## Do this
Lines that include the word "Renault" are the ones to copy.

## Material provided
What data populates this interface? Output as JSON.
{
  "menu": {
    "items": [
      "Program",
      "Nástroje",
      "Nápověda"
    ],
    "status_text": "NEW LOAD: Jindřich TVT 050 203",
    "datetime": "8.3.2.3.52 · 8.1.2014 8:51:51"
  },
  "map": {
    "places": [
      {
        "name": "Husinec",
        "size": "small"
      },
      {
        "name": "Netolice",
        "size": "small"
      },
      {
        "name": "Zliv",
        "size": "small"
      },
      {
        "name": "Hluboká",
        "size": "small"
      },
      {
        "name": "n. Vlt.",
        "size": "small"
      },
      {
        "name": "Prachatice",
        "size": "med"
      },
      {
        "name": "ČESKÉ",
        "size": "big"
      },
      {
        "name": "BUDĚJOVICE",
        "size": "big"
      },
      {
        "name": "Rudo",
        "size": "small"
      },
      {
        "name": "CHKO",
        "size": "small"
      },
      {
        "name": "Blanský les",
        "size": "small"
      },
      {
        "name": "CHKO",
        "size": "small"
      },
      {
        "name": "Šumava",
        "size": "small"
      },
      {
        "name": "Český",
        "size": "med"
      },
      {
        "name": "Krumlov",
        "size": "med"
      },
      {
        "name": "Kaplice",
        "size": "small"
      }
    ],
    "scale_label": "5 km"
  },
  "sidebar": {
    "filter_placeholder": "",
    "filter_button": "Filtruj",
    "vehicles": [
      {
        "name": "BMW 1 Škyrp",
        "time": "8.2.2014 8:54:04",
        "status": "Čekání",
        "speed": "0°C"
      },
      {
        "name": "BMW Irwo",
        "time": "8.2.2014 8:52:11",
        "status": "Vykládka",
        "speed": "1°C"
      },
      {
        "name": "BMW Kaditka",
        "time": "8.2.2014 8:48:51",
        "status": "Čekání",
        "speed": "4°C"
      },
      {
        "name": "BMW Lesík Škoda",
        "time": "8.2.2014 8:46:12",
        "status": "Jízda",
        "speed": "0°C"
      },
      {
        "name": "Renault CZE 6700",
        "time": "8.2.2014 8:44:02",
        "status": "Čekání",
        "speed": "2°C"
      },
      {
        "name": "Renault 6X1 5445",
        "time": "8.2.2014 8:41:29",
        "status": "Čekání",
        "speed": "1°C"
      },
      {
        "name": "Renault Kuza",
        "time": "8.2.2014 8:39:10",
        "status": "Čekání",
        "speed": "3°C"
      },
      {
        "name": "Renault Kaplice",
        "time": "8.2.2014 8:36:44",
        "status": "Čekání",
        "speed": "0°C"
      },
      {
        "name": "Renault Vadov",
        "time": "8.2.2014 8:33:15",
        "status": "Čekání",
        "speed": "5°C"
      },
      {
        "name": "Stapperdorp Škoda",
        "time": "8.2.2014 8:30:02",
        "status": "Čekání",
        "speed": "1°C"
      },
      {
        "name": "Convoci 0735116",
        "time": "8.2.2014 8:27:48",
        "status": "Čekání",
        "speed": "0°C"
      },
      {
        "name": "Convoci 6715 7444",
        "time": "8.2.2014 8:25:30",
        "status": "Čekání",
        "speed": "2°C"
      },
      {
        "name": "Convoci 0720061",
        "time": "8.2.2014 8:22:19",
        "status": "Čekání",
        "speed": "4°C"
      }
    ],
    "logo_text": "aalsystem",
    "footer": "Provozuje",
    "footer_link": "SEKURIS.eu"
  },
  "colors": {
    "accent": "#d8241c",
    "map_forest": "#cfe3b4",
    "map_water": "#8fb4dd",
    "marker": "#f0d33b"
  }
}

## Result of this exercise
        "name": "Renault CZE 6700",
        "name": "Renault 6X1 5445",
        "name": "Renault Kuza",
        "name": "Renault Kaplice",
        "name": "Renault Vadov",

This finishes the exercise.